[Rows from a dataset]
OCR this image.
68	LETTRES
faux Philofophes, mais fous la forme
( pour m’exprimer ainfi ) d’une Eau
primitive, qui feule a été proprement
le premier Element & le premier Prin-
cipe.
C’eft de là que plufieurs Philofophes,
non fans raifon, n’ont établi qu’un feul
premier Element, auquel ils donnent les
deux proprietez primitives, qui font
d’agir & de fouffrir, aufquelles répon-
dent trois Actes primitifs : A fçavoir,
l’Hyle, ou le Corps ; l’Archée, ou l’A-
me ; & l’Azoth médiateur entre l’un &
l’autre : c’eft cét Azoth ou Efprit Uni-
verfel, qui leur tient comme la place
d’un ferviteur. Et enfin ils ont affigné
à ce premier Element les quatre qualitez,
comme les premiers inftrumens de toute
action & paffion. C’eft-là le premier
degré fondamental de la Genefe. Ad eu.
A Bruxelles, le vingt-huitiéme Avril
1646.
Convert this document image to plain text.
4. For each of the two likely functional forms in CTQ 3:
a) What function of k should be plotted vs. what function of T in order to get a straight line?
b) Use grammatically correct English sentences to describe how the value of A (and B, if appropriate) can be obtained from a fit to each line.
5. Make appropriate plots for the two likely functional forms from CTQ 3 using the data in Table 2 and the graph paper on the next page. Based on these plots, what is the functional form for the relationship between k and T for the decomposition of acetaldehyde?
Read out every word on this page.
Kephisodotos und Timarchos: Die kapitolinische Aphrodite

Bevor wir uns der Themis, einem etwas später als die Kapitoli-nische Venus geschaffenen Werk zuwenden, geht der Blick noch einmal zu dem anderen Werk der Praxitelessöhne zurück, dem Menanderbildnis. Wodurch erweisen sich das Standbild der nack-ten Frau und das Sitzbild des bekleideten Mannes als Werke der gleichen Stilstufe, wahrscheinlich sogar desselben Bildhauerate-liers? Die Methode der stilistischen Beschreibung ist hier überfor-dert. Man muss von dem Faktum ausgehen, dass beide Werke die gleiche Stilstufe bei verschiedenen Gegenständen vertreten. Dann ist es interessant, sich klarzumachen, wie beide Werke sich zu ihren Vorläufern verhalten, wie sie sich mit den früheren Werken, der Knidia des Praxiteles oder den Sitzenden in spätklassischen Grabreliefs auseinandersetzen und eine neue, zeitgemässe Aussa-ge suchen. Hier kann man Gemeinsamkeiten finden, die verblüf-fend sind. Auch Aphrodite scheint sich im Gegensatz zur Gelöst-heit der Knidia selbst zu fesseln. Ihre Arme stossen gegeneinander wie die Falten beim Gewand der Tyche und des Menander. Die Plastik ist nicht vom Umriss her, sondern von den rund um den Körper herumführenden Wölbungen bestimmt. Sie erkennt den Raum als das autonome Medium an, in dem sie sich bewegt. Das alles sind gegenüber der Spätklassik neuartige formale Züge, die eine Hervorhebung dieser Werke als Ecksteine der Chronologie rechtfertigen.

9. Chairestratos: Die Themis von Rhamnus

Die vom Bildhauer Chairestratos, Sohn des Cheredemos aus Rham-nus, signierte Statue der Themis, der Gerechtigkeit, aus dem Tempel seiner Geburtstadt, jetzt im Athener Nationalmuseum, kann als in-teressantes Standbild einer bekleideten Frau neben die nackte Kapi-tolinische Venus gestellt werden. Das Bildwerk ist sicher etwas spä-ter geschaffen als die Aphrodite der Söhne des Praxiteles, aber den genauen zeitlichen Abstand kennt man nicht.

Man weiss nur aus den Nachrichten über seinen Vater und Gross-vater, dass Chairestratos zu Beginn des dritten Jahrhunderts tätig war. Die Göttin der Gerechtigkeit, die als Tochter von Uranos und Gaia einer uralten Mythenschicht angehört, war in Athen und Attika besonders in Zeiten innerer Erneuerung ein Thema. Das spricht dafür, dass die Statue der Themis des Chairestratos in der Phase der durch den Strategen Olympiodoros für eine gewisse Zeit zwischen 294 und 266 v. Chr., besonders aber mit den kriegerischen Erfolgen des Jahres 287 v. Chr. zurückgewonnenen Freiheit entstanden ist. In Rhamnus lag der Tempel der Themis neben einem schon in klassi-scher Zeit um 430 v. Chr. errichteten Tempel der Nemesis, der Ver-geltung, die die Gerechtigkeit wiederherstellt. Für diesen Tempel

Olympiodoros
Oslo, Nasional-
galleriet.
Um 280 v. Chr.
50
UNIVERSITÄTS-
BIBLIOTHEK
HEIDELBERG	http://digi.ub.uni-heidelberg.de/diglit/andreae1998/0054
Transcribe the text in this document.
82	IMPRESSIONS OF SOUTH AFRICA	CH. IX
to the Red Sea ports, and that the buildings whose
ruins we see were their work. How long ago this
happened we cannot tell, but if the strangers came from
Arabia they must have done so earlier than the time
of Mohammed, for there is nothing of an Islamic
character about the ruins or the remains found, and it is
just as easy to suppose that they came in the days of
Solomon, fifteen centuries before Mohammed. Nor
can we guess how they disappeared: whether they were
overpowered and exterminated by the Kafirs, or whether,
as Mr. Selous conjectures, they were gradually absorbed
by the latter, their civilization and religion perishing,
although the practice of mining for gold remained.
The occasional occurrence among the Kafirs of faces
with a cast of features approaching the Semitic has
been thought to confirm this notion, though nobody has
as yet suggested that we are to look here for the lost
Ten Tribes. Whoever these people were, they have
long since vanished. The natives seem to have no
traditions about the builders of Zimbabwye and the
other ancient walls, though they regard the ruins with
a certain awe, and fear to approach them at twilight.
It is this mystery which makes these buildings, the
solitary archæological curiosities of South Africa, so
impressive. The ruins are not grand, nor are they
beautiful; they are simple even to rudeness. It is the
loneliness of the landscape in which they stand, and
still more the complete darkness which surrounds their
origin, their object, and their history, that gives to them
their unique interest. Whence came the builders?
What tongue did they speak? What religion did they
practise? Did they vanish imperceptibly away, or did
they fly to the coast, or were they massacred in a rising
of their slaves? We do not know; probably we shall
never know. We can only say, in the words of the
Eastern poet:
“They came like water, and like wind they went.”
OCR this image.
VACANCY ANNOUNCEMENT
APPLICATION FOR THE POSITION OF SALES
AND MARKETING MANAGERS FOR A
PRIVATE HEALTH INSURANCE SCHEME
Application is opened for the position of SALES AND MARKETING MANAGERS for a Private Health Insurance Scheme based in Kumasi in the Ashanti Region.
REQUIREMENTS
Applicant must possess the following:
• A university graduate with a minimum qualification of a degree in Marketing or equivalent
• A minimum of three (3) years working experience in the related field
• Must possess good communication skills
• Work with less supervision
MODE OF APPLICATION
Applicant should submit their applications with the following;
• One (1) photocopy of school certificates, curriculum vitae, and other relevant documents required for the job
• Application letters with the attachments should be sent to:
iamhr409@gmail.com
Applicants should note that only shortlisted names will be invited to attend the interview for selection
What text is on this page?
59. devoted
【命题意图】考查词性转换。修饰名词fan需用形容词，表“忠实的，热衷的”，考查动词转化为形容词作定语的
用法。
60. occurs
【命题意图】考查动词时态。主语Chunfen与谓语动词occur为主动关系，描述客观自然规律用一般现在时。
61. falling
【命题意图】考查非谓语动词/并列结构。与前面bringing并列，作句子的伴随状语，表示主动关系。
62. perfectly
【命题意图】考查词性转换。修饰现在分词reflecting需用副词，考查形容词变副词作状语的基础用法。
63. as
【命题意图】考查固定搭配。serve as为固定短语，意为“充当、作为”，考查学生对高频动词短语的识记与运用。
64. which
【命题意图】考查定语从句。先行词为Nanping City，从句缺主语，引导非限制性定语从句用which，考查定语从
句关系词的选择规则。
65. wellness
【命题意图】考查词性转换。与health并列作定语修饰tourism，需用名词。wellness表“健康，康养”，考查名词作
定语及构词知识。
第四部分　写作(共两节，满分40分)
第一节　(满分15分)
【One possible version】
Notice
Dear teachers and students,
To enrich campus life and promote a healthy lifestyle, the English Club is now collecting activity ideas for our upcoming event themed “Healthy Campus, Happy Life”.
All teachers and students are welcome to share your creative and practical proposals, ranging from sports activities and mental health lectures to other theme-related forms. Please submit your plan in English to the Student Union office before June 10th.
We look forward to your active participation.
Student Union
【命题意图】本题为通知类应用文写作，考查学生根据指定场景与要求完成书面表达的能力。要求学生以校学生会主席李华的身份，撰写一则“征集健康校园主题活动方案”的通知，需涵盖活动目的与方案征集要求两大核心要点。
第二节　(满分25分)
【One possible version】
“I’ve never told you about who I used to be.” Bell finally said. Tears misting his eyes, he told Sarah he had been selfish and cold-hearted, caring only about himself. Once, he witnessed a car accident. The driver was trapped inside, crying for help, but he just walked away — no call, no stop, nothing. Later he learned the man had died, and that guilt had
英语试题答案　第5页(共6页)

→ **REQUIREMENTS**
Copy out every line that includes the word "long".

→ **WRITTEN SOLUTION**
ruins we see were their work. How long ago this
long since vanished. The natives seem to have no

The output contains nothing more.